Records supplied:
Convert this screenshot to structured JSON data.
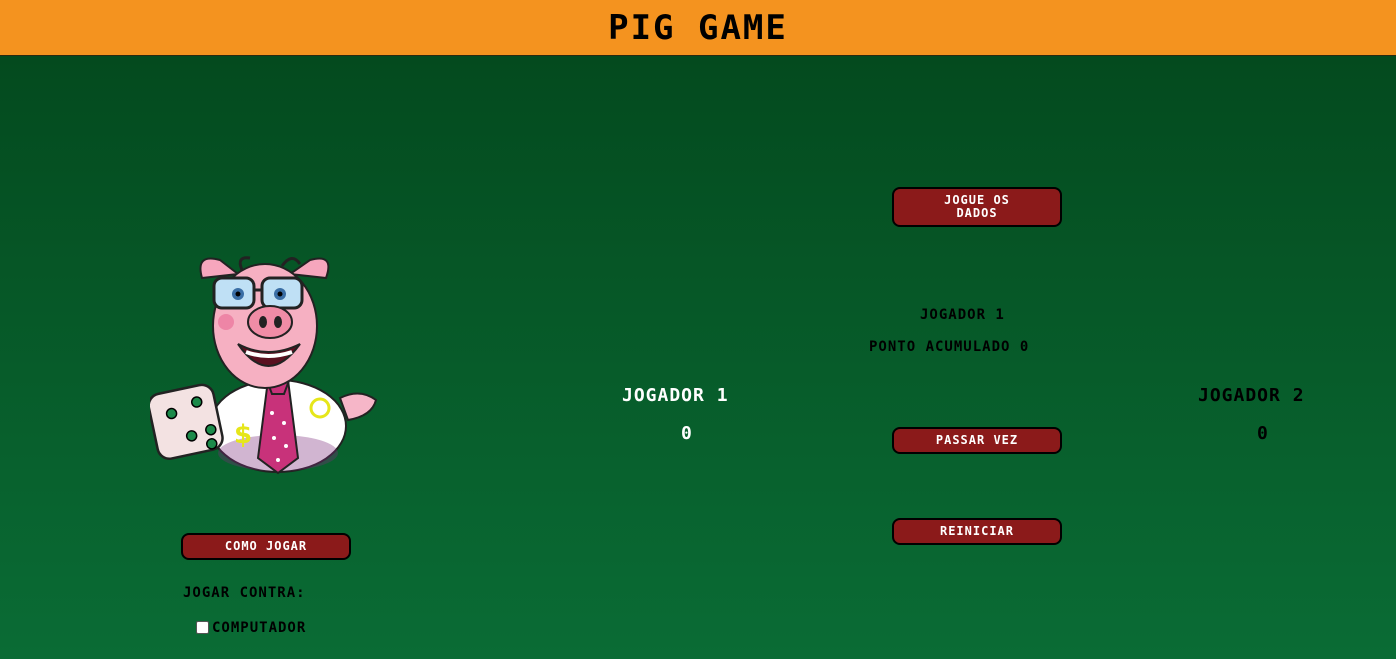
{
  "header": {
    "title": "PIG GAME"
  },
  "left_panel": {
    "how_to_play_label": "COMO JOGAR",
    "play_against_label": "JOGAR CONTRA:",
    "computer_label": "COMPUTADOR",
    "computer_checked": false
  },
  "player1": {
    "name": "JOGADOR 1",
    "score": "0"
  },
  "player2": {
    "name": "JOGADOR 2",
    "score": "0"
  },
  "center": {
    "roll_dice_label": "JOGUE OS DADOS",
    "current_player": "JOGADOR 1",
    "accumulated": "PONTO ACUMULADO 0",
    "pass_turn_label": "PASSAR VEZ",
    "restart_label": "REINICIAR"
  },
  "colors": {
    "header_bg": "#f4931f",
    "button_bg": "#8b1a1a",
    "background_top": "#03471c",
    "background_bottom": "#0a6c35"
  }
}
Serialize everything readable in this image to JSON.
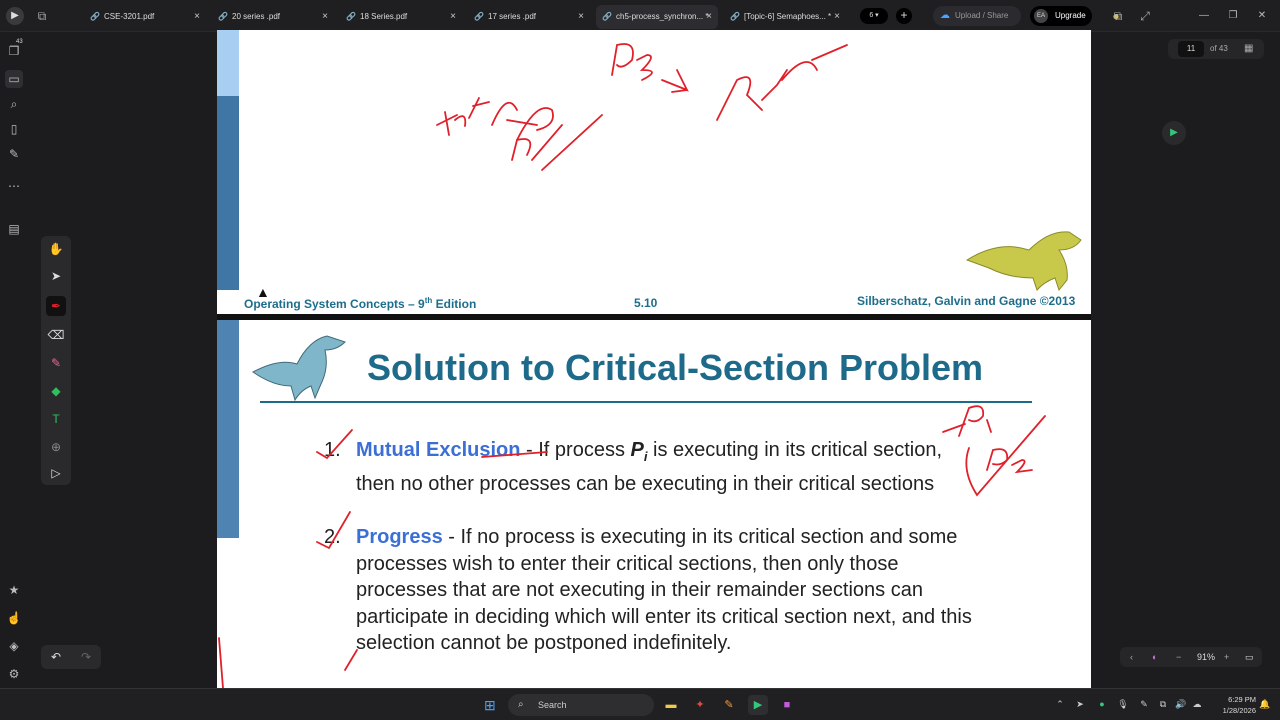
{
  "tabs": [
    {
      "label": "CSE-3201.pdf",
      "active": false
    },
    {
      "label": "20 series .pdf",
      "active": false
    },
    {
      "label": "18 Series.pdf",
      "active": false
    },
    {
      "label": "17 series .pdf",
      "active": false
    },
    {
      "label": "ch5-process_synchron... *",
      "active": true
    },
    {
      "label": "[Topic-6] Semaphoes... *",
      "active": false
    }
  ],
  "tab_count": "6",
  "upload_label": "Upload / Share",
  "upgrade_label": "Upgrade",
  "avatar_initials": "EA",
  "sidebar": {
    "badge_count": "43"
  },
  "page_indicator": {
    "current": "11",
    "of_label": "of 43"
  },
  "zoom": {
    "level": "91%"
  },
  "page1_footer": {
    "left_text": "Operating System Concepts – 9",
    "left_sup": "th",
    "left_tail": " Edition",
    "page_no": "5.10",
    "right_text": "Silberschatz, Galvin and Gagne ©2013"
  },
  "slide": {
    "title": "Solution to Critical-Section Problem",
    "items": [
      {
        "num": "1.",
        "term": "Mutual Exclusion",
        "before": " - If process ",
        "var": "P",
        "sub": "i",
        "after": " is executing in its critical section, then no other processes can be executing in their critical sections"
      },
      {
        "num": "2.",
        "term": "Progress",
        "text": " - If no process is executing in its critical section and some processes wish to enter their critical sections, then only those processes that are not executing in their remainder sections can participate in deciding which will enter its critical section next, and this selection cannot be postponed indefinitely."
      }
    ]
  },
  "taskbar": {
    "search_label": "Search",
    "time": "6:29 PM",
    "date": "1/28/2026"
  },
  "colors": {
    "accent_title": "#1d6a8a",
    "term_blue": "#3b6fd6",
    "ink_red": "#e0202a"
  }
}
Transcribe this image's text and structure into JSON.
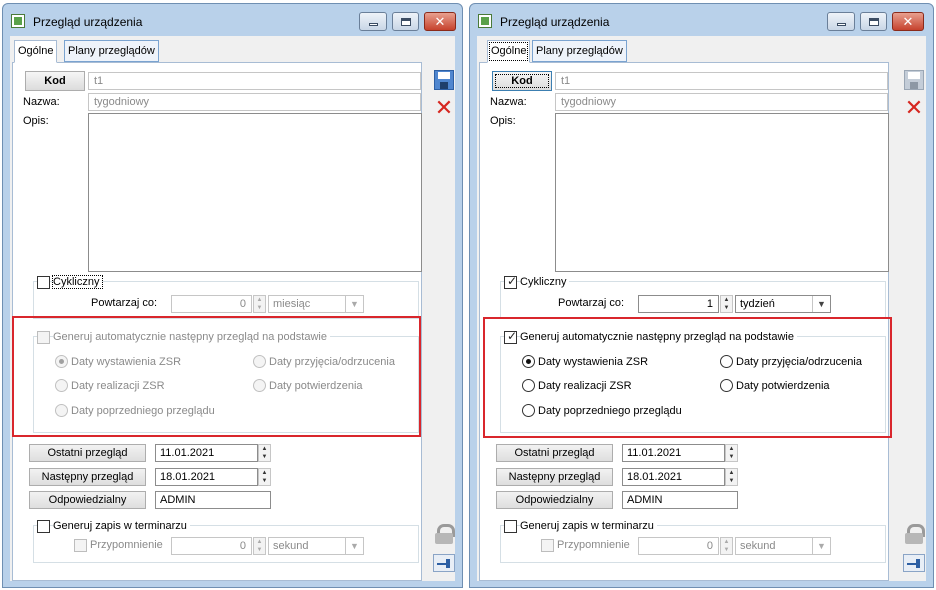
{
  "windows": [
    {
      "title": "Przegląd urządzenia",
      "tabs": [
        "Ogólne",
        "Plany przeglądów"
      ],
      "kod_label": "Kod",
      "kod_value": "t1",
      "nazwa_label": "Nazwa:",
      "nazwa_value": "tygodniowy",
      "opis_label": "Opis:",
      "cykliczny_label": "Cykliczny",
      "cykliczny_checked": false,
      "powtarzaj_label": "Powtarzaj co:",
      "powtarzaj_value": "0",
      "powtarzaj_unit": "miesiąc",
      "generuj_label": "Generuj automatycznie następny przegląd na podstawie",
      "generuj_checked": false,
      "radio_options": [
        "Daty wystawienia ZSR",
        "Daty przyjęcia/odrzucenia",
        "Daty realizacji ZSR",
        "Daty potwierdzenia",
        "Daty poprzedniego przeglądu"
      ],
      "radio_selected": "Daty wystawienia ZSR",
      "ostatni_label": "Ostatni przegląd",
      "ostatni_value": "11.01.2021",
      "nastepny_label": "Następny przegląd",
      "nastepny_value": "18.01.2021",
      "odpowiedzialny_label": "Odpowiedzialny",
      "odpowiedzialny_value": "ADMIN",
      "zapis_label": "Generuj zapis w terminarzu",
      "przypomnienie_label": "Przypomnienie",
      "przypomnienie_value": "0",
      "przypomnienie_unit": "sekund"
    },
    {
      "title": "Przegląd urządzenia",
      "tabs": [
        "Ogólne",
        "Plany przeglądów"
      ],
      "kod_label": "Kod",
      "kod_value": "t1",
      "nazwa_label": "Nazwa:",
      "nazwa_value": "tygodniowy",
      "opis_label": "Opis:",
      "cykliczny_label": "Cykliczny",
      "cykliczny_checked": true,
      "powtarzaj_label": "Powtarzaj co:",
      "powtarzaj_value": "1",
      "powtarzaj_unit": "tydzień",
      "generuj_label": "Generuj automatycznie następny przegląd na podstawie",
      "generuj_checked": true,
      "radio_options": [
        "Daty wystawienia ZSR",
        "Daty przyjęcia/odrzucenia",
        "Daty realizacji ZSR",
        "Daty potwierdzenia",
        "Daty poprzedniego przeglądu"
      ],
      "radio_selected": "Daty wystawienia ZSR",
      "ostatni_label": "Ostatni przegląd",
      "ostatni_value": "11.01.2021",
      "nastepny_label": "Następny przegląd",
      "nastepny_value": "18.01.2021",
      "odpowiedzialny_label": "Odpowiedzialny",
      "odpowiedzialny_value": "ADMIN",
      "zapis_label": "Generuj zapis w terminarzu",
      "przypomnienie_label": "Przypomnienie",
      "przypomnienie_value": "0",
      "przypomnienie_unit": "sekund"
    }
  ],
  "colors": {
    "highlight": "#d9262c",
    "window_frame": "#b9d1ea",
    "close_button": "#c6422d",
    "save_icon": "#4f86cf",
    "delete_icon": "#d6261f"
  },
  "icons": [
    "app-icon",
    "minimize-icon",
    "maximize-icon",
    "close-icon",
    "save-icon",
    "delete-icon",
    "lock-icon",
    "pin-icon",
    "dropdown-arrow-icon",
    "spinner-arrows-icon"
  ]
}
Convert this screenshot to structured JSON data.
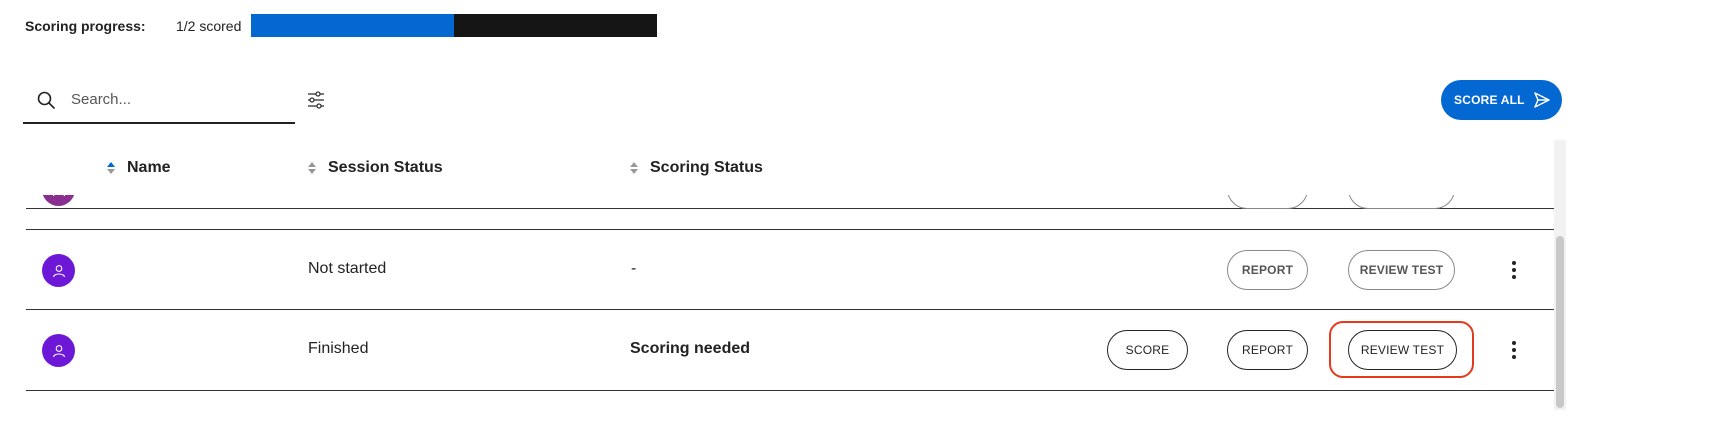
{
  "progress": {
    "label": "Scoring progress:",
    "count_text": "1/2 scored",
    "fraction": 0.5,
    "fill_color": "#0468d2",
    "track_color": "#151515"
  },
  "search": {
    "placeholder": "Search...",
    "value": "",
    "icon": "search-icon"
  },
  "filter": {
    "icon": "filter-sliders-icon"
  },
  "score_all": {
    "label": "SCORE ALL",
    "icon": "send-icon",
    "color": "#0468d2"
  },
  "table": {
    "columns": [
      {
        "label": "Name",
        "sort": "ascending"
      },
      {
        "label": "Session Status",
        "sort": "none"
      },
      {
        "label": "Scoring Status",
        "sort": "none"
      }
    ],
    "rows": [
      {
        "avatar": "user-icon",
        "name": "",
        "session_status": "",
        "scoring_status": "",
        "report_label": "",
        "review_label": ""
      },
      {
        "avatar": "user-icon",
        "name": "",
        "session_status": "Not started",
        "scoring_status": "-",
        "report_label": "REPORT",
        "review_label": "REVIEW TEST"
      },
      {
        "avatar": "user-icon",
        "name": "",
        "session_status": "Finished",
        "scoring_status": "Scoring needed",
        "score_label": "SCORE",
        "report_label": "REPORT",
        "review_label": "REVIEW TEST"
      }
    ]
  },
  "colors": {
    "avatar": "#6c18d6",
    "highlight": "#e5391e",
    "accent": "#0468d2"
  }
}
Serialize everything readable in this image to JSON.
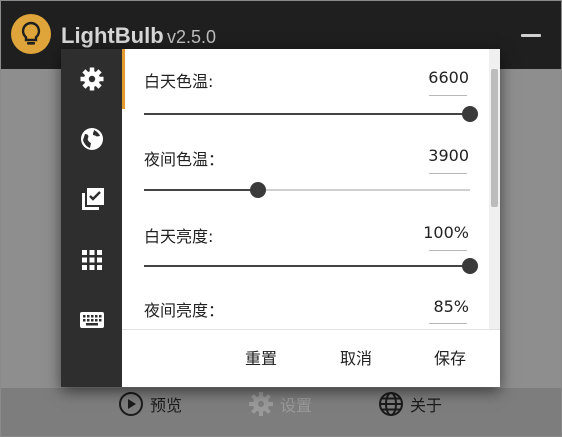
{
  "app": {
    "title": "LightBulb",
    "version": "v2.5.0"
  },
  "settings": [
    {
      "label": "白天色温:",
      "value": "6600",
      "fraction": 1.0
    },
    {
      "label": "夜间色温：",
      "value": "3900",
      "fraction": 0.35
    },
    {
      "label": "白天亮度:",
      "value": "100%",
      "fraction": 1.0
    },
    {
      "label": "夜间亮度：",
      "value": "85%",
      "fraction": 0.85
    }
  ],
  "actions": {
    "reset": "重置",
    "cancel": "取消",
    "save": "保存"
  },
  "bottom_nav": {
    "preview": "预览",
    "settings": "设置",
    "about": "关于"
  },
  "rail_icons": [
    "gear-icon",
    "globe-icon",
    "checklist-icon",
    "grid-icon",
    "keyboard-icon"
  ],
  "colors": {
    "accent": "#e39a2e",
    "logo": "#e0a53a"
  }
}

Objective: Only lines with the word "then" are wanted, so copy each one from the records.

Exercise result:
        "after": " is executing in its critical section, then no other processes can be executing in their critical sections"
        "text": " - If no process is executing in its critical section and some processes wish to enter their critical sections, then only those processes that are not executing in their remainder sections can participate in deciding which will enter its critical section next, and this selection cannot be postponed indefinitely."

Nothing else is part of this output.